Set exercise
The records below are split into lines. How many of those lines contain the string "type"? Reply with the number only.

Entries taken from a collection
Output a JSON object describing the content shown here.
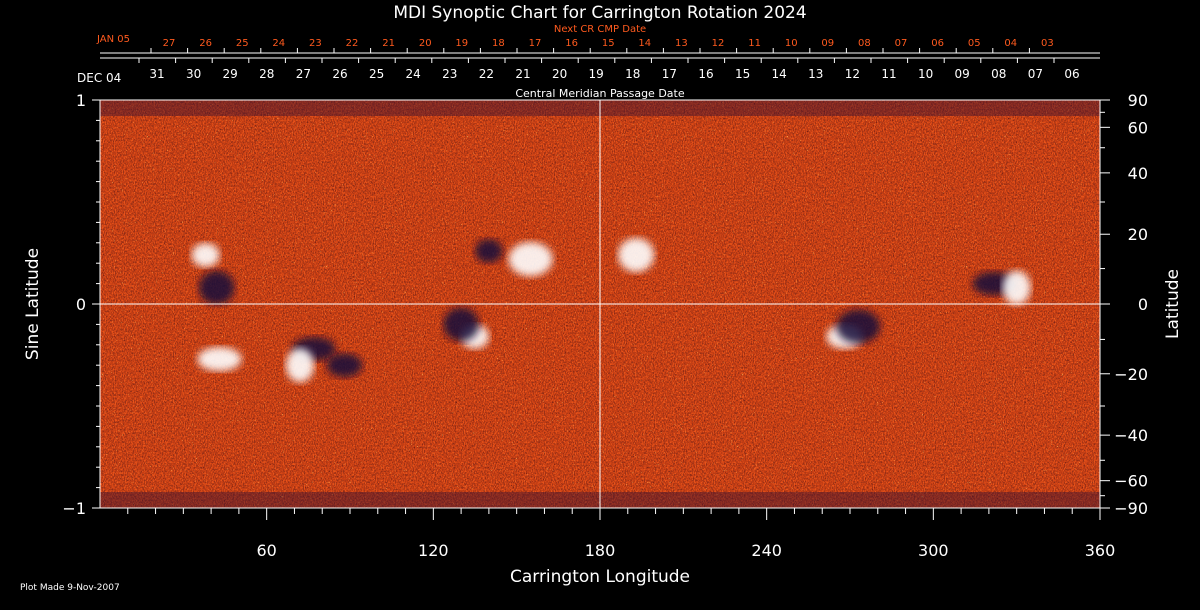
{
  "chart_data": {
    "type": "heatmap",
    "title": "MDI Synoptic Chart for Carrington Rotation 2024",
    "xlabel": "Carrington Longitude",
    "ylabel_left": "Sine Latitude",
    "ylabel_right": "Latitude",
    "xlim": [
      0,
      360
    ],
    "ylim": [
      -1,
      1
    ],
    "x_ticks": [
      60,
      120,
      180,
      240,
      300,
      360
    ],
    "y_ticks_left": [
      {
        "v": 1,
        "label": "1"
      },
      {
        "v": 0,
        "label": "0"
      },
      {
        "v": -1,
        "label": "−1"
      }
    ],
    "y_ticks_right_deg": [
      {
        "v": 90,
        "label": "90"
      },
      {
        "v": 60,
        "label": "60"
      },
      {
        "v": 40,
        "label": "40"
      },
      {
        "v": 20,
        "label": "20"
      },
      {
        "v": 0,
        "label": "0"
      },
      {
        "v": -20,
        "label": "−20"
      },
      {
        "v": -40,
        "label": "−40"
      },
      {
        "v": -60,
        "label": "−60"
      },
      {
        "v": -90,
        "label": "−90"
      }
    ],
    "top_axis_title": "Central Meridian Passage Date",
    "top_axis_start_label": "DEC 04",
    "top_axis_dates": [
      "31",
      "30",
      "29",
      "28",
      "27",
      "26",
      "25",
      "24",
      "23",
      "22",
      "21",
      "20",
      "19",
      "18",
      "17",
      "16",
      "15",
      "14",
      "13",
      "12",
      "11",
      "10",
      "09",
      "08",
      "07",
      "06"
    ],
    "next_cr_title": "Next CR CMP Date",
    "next_cr_start_label": "JAN 05",
    "next_cr_dates": [
      "27",
      "26",
      "25",
      "24",
      "23",
      "22",
      "21",
      "20",
      "19",
      "18",
      "17",
      "16",
      "15",
      "14",
      "13",
      "12",
      "11",
      "10",
      "09",
      "08",
      "07",
      "06",
      "05",
      "04",
      "03"
    ],
    "grid": "center crosshair (longitude 180, sine latitude 0)",
    "colormap": [
      "#000000",
      "#1a1a66",
      "#b3261e",
      "#ff5a1e",
      "#ffb347",
      "#ffffff"
    ],
    "features": [
      {
        "name": "bright-patch",
        "lon": 135,
        "sinlat": -0.16,
        "value": "positive"
      },
      {
        "name": "dark-patch",
        "lon": 130,
        "sinlat": -0.1,
        "value": "negative"
      },
      {
        "name": "dark-patch",
        "lon": 77,
        "sinlat": -0.22,
        "value": "negative"
      },
      {
        "name": "bright-patch",
        "lon": 72,
        "sinlat": -0.3,
        "value": "positive"
      },
      {
        "name": "dark-patch",
        "lon": 88,
        "sinlat": -0.3,
        "value": "negative"
      },
      {
        "name": "bright-patch",
        "lon": 155,
        "sinlat": 0.22,
        "value": "positive"
      },
      {
        "name": "dark-patch",
        "lon": 140,
        "sinlat": 0.26,
        "value": "negative"
      },
      {
        "name": "bright-patch",
        "lon": 193,
        "sinlat": 0.24,
        "value": "positive"
      },
      {
        "name": "dark-patch",
        "lon": 322,
        "sinlat": 0.1,
        "value": "negative"
      },
      {
        "name": "bright-patch",
        "lon": 330,
        "sinlat": 0.08,
        "value": "positive"
      },
      {
        "name": "bright-patch",
        "lon": 268,
        "sinlat": -0.16,
        "value": "positive"
      },
      {
        "name": "dark-patch",
        "lon": 273,
        "sinlat": -0.11,
        "value": "negative"
      },
      {
        "name": "bright-patch",
        "lon": 38,
        "sinlat": 0.24,
        "value": "positive"
      },
      {
        "name": "dark-patch",
        "lon": 42,
        "sinlat": 0.08,
        "value": "negative"
      },
      {
        "name": "bright-patch",
        "lon": 43,
        "sinlat": -0.27,
        "value": "positive"
      }
    ]
  },
  "footer": {
    "plot_made": "Plot Made  9-Nov-2007"
  }
}
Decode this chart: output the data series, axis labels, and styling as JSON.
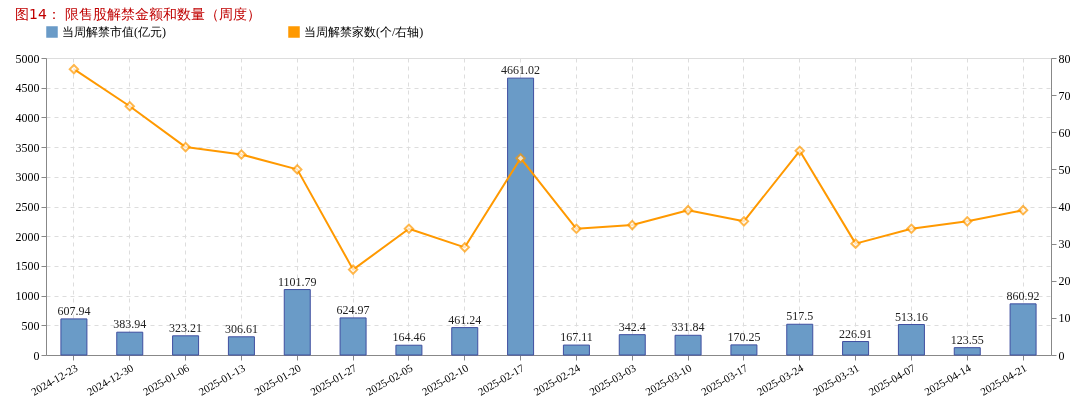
{
  "chart_data": {
    "type": "bar",
    "title": "图14：  限售股解禁金额和数量（周度）",
    "categories": [
      "2024-12-23",
      "2024-12-30",
      "2025-01-06",
      "2025-01-13",
      "2025-01-20",
      "2025-01-27",
      "2025-02-05",
      "2025-02-10",
      "2025-02-17",
      "2025-02-24",
      "2025-03-03",
      "2025-03-10",
      "2025-03-17",
      "2025-03-24",
      "2025-03-31",
      "2025-04-07",
      "2025-04-14",
      "2025-04-21"
    ],
    "series": [
      {
        "name": "当周解禁市值(亿元)",
        "color": "#6a9bc7",
        "values": [
          607.94,
          383.94,
          323.21,
          306.61,
          1101.79,
          624.97,
          164.46,
          461.24,
          4661.02,
          167.11,
          342.4,
          331.84,
          170.25,
          517.5,
          226.91,
          513.16,
          123.55,
          860.92
        ],
        "value_labels": [
          "607.94",
          "383.94",
          "323.21",
          "306.61",
          "1101.79",
          "624.97",
          "164.46",
          "461.24",
          "4661.02",
          "167.11",
          "342.4",
          "331.84",
          "170.25",
          "517.5",
          "226.91",
          "513.16",
          "123.55",
          "860.92"
        ]
      },
      {
        "name": "当周解禁家数(个/右轴)",
        "type": "line",
        "axis": "y2",
        "color": "#ff9900",
        "values": [
          77,
          67,
          56,
          54,
          50,
          23,
          34,
          29,
          53,
          34,
          35,
          39,
          36,
          55,
          30,
          34,
          36,
          39
        ]
      }
    ],
    "ylim": [
      0,
      5000
    ],
    "yticks": [
      0,
      500,
      1000,
      1500,
      2000,
      2500,
      3000,
      3500,
      4000,
      4500,
      5000
    ],
    "y2lim": [
      0,
      80
    ],
    "y2ticks": [
      0,
      10,
      20,
      30,
      40,
      50,
      60,
      70,
      80
    ],
    "grid": true,
    "legend": "top",
    "marker": "diamond",
    "line_style": "solid"
  }
}
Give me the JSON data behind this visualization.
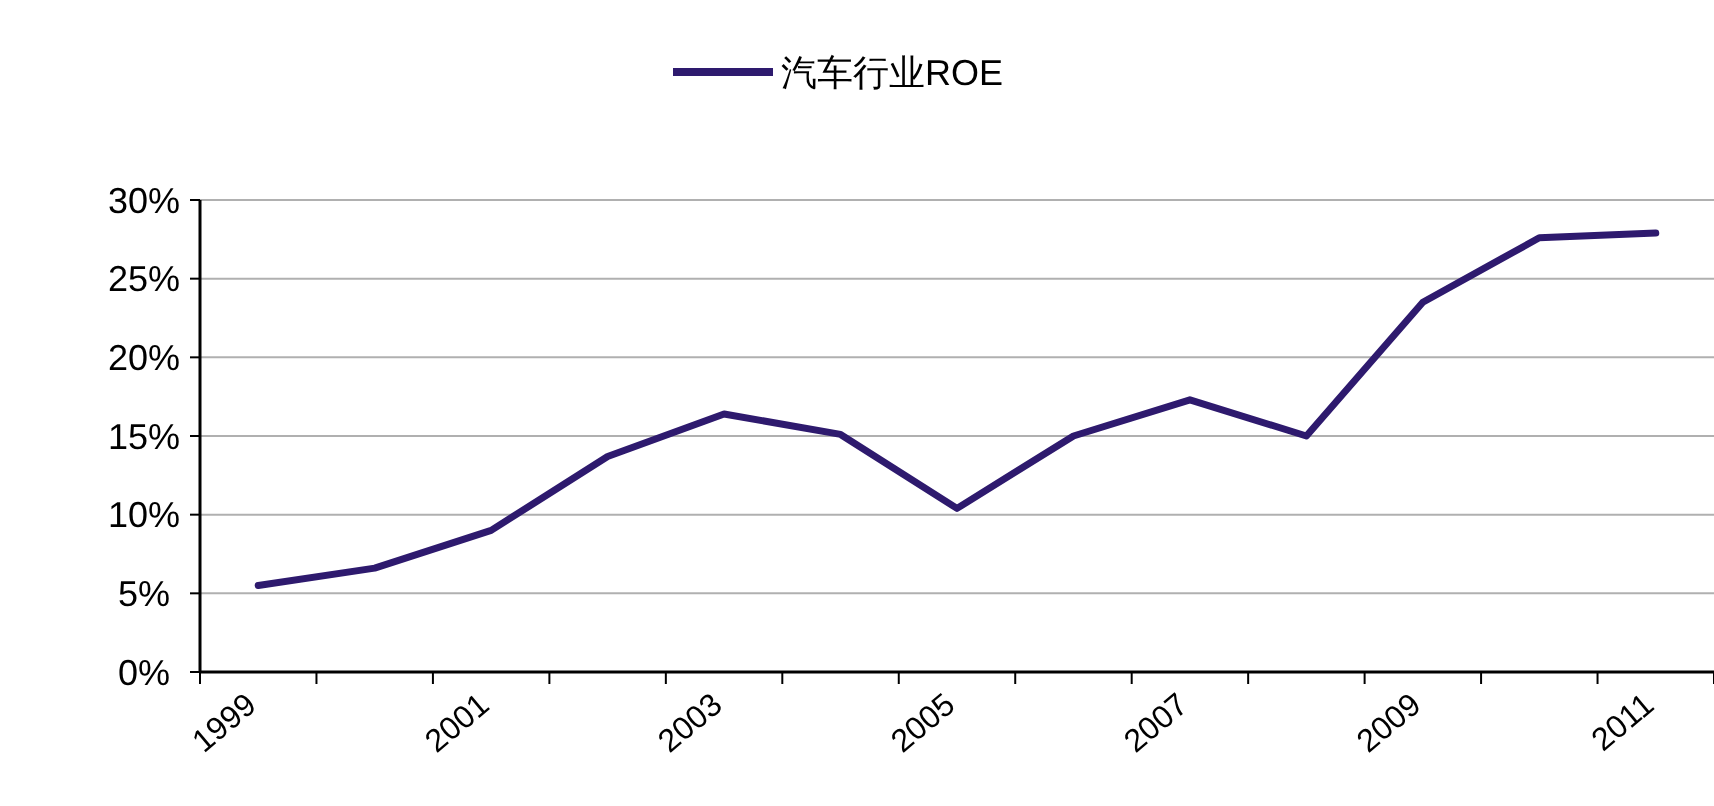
{
  "chart_data": {
    "type": "line",
    "categories": [
      "1999",
      null,
      "2001",
      null,
      "2003",
      null,
      "2005",
      null,
      "2007",
      null,
      "2009",
      null,
      "2011"
    ],
    "series": [
      {
        "name": "汽车行业ROE",
        "color": "#2e1a6e",
        "values": [
          5.5,
          6.6,
          9.0,
          13.7,
          16.4,
          15.1,
          10.4,
          15.0,
          17.3,
          15.0,
          23.5,
          27.6,
          27.9
        ]
      }
    ],
    "ylim": [
      0,
      30
    ],
    "yticks": [
      {
        "value": 0,
        "label": "0%"
      },
      {
        "value": 5,
        "label": "5%"
      },
      {
        "value": 10,
        "label": "10%"
      },
      {
        "value": 15,
        "label": "15%"
      },
      {
        "value": 20,
        "label": "20%"
      },
      {
        "value": 25,
        "label": "25%"
      },
      {
        "value": 30,
        "label": "30%"
      }
    ],
    "grid": "y",
    "legend": "top",
    "marker": "none",
    "line_style": "solid"
  }
}
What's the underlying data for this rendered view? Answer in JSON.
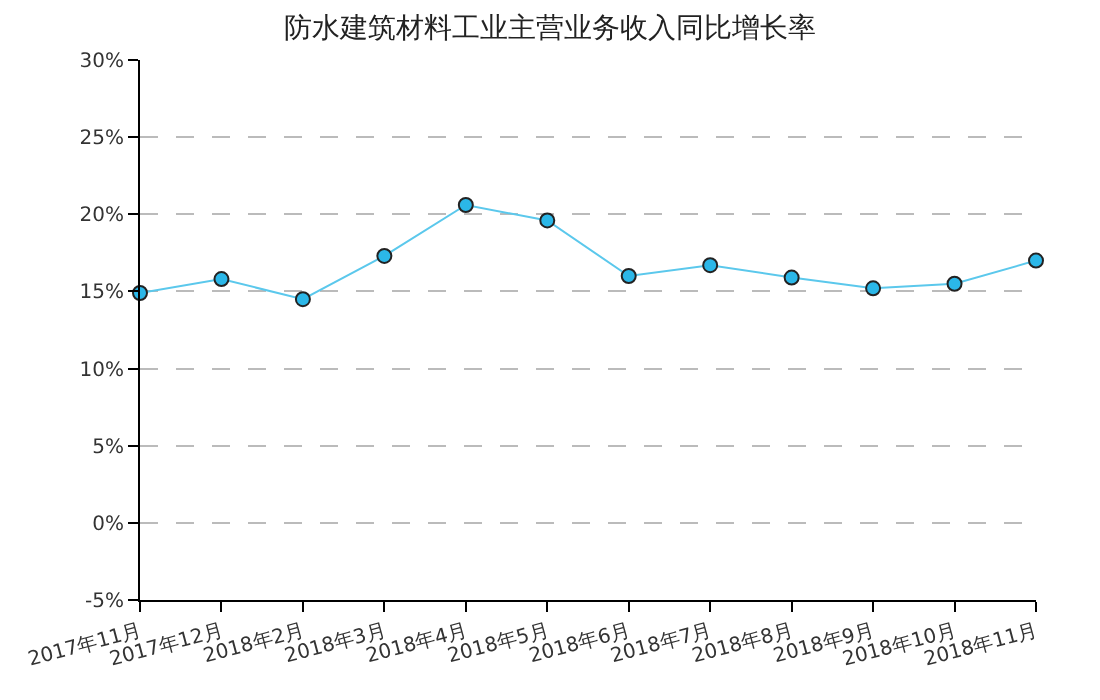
{
  "chart_data": {
    "type": "line",
    "title": "防水建筑材料工业主营业务收入同比增长率",
    "categories": [
      "2017年11月",
      "2017年12月",
      "2018年2月",
      "2018年3月",
      "2018年4月",
      "2018年5月",
      "2018年6月",
      "2018年7月",
      "2018年8月",
      "2018年9月",
      "2018年10月",
      "2018年11月"
    ],
    "series": [
      {
        "color": "#5bc8ec",
        "values": [
          14.9,
          15.8,
          14.5,
          17.3,
          20.6,
          19.6,
          16.0,
          16.7,
          15.9,
          15.2,
          15.5,
          17.0
        ]
      }
    ],
    "ylim": [
      -5,
      30
    ],
    "yticks": [
      {
        "value": -5,
        "label": "-5%"
      },
      {
        "value": 0,
        "label": "0%"
      },
      {
        "value": 5,
        "label": "5%"
      },
      {
        "value": 10,
        "label": "10%"
      },
      {
        "value": 15,
        "label": "15%"
      },
      {
        "value": 20,
        "label": "20%"
      },
      {
        "value": 25,
        "label": "25%"
      },
      {
        "value": 30,
        "label": "30%"
      }
    ],
    "grid": "y",
    "marker": "circle",
    "line_style": "solid",
    "legend": false
  }
}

Worked solution
5